THE EXERCISE
Transcribe each record exactly. Include every one.

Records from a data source
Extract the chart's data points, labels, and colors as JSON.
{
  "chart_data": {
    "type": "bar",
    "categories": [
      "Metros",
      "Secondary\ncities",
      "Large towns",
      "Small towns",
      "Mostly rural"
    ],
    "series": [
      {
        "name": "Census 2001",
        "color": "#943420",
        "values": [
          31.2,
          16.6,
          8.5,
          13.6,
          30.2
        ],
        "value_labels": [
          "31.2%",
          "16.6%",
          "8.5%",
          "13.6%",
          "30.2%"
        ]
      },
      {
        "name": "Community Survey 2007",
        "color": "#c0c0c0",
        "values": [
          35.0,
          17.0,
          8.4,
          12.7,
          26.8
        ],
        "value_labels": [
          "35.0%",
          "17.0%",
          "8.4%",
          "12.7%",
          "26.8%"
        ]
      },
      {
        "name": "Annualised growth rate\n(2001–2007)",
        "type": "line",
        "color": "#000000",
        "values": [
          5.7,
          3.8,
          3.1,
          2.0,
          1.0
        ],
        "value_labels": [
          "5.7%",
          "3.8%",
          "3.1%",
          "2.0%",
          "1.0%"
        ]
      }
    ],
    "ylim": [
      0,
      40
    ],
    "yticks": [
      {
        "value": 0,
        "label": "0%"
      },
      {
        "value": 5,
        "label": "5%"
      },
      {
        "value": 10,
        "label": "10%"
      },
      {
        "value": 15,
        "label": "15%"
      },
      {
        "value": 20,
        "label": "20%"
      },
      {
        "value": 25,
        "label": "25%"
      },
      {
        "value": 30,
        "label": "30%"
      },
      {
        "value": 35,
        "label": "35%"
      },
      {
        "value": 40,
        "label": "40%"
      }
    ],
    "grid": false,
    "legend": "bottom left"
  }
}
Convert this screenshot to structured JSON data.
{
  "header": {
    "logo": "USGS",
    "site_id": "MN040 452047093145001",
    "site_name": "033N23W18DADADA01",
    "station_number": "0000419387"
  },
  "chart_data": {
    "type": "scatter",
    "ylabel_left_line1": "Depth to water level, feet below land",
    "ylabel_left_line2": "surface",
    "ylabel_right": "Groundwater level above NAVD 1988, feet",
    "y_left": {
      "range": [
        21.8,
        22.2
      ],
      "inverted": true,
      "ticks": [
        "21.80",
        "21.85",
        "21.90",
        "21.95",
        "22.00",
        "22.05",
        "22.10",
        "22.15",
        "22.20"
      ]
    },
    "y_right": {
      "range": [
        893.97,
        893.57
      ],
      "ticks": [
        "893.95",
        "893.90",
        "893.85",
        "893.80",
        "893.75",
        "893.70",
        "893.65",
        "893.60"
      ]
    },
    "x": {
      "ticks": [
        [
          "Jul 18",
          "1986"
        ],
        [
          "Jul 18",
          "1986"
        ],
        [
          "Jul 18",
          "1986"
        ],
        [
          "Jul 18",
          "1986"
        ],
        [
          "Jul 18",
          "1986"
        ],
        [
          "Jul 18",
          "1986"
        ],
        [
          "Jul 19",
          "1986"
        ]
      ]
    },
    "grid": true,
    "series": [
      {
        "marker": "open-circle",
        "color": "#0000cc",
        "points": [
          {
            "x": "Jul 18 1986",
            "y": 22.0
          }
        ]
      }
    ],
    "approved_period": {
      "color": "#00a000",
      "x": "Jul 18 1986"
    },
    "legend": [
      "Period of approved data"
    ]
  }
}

TASK ANSWER
Extract the chart's data points, labels, and colors as JSON.
{
  "chart_data": {
    "type": "bar",
    "categories": [
      "Metros",
      "Secondary\ncities",
      "Large towns",
      "Small towns",
      "Mostly rural"
    ],
    "series": [
      {
        "name": "Census 2001",
        "color": "#943420",
        "values": [
          31.2,
          16.6,
          8.5,
          13.6,
          30.2
        ],
        "value_labels": [
          "31.2%",
          "16.6%",
          "8.5%",
          "13.6%",
          "30.2%"
        ]
      },
      {
        "name": "Community Survey 2007",
        "color": "#c0c0c0",
        "values": [
          35.0,
          17.0,
          8.4,
          12.7,
          26.8
        ],
        "value_labels": [
          "35.0%",
          "17.0%",
          "8.4%",
          "12.7%",
          "26.8%"
        ]
      },
      {
        "name": "Annualised growth rate\n(2001–2007)",
        "type": "line",
        "color": "#000000",
        "values": [
          5.7,
          3.8,
          3.1,
          2.0,
          1.0
        ],
        "value_labels": [
          "5.7%",
          "3.8%",
          "3.1%",
          "2.0%",
          "1.0%"
        ]
      }
    ],
    "ylim": [
      0,
      40
    ],
    "yticks": [
      {
        "value": 0,
        "label": "0%"
      },
      {
        "value": 5,
        "label": "5%"
      },
      {
        "value": 10,
        "label": "10%"
      },
      {
        "value": 15,
        "label": "15%"
      },
      {
        "value": 20,
        "label": "20%"
      },
      {
        "value": 25,
        "label": "25%"
      },
      {
        "value": 30,
        "label": "30%"
      },
      {
        "value": 35,
        "label": "35%"
      },
      {
        "value": 40,
        "label": "40%"
      }
    ],
    "grid": false,
    "legend": "bottom left"
  }
}
Convert this screenshot to structured JSON data.
{
  "header": {
    "logo": "USGS",
    "site_id": "MN040 452047093145001",
    "site_name": "033N23W18DADADA01",
    "station_number": "0000419387"
  },
  "chart_data": {
    "type": "scatter",
    "ylabel_left_line1": "Depth to water level, feet below land",
    "ylabel_left_line2": "surface",
    "ylabel_right": "Groundwater level above NAVD 1988, feet",
    "y_left": {
      "range": [
        21.8,
        22.2
      ],
      "inverted": true,
      "ticks": [
        "21.80",
        "21.85",
        "21.90",
        "21.95",
        "22.00",
        "22.05",
        "22.10",
        "22.15",
        "22.20"
      ]
    },
    "y_right": {
      "range": [
        893.97,
        893.57
      ],
      "ticks": [
        "893.95",
        "893.90",
        "893.85",
        "893.80",
        "893.75",
        "893.70",
        "893.65",
        "893.60"
      ]
    },
    "x": {
      "ticks": [
        [
          "Jul 18",
          "1986"
        ],
        [
          "Jul 18",
          "1986"
        ],
        [
          "Jul 18",
          "1986"
        ],
        [
          "Jul 18",
          "1986"
        ],
        [
          "Jul 18",
          "1986"
        ],
        [
          "Jul 18",
          "1986"
        ],
        [
          "Jul 19",
          "1986"
        ]
      ]
    },
    "grid": true,
    "series": [
      {
        "marker": "open-circle",
        "color": "#0000cc",
        "points": [
          {
            "x": "Jul 18 1986",
            "y": 22.0
          }
        ]
      }
    ],
    "approved_period": {
      "color": "#00a000",
      "x": "Jul 18 1986"
    },
    "legend": [
      "Period of approved data"
    ]
  }
}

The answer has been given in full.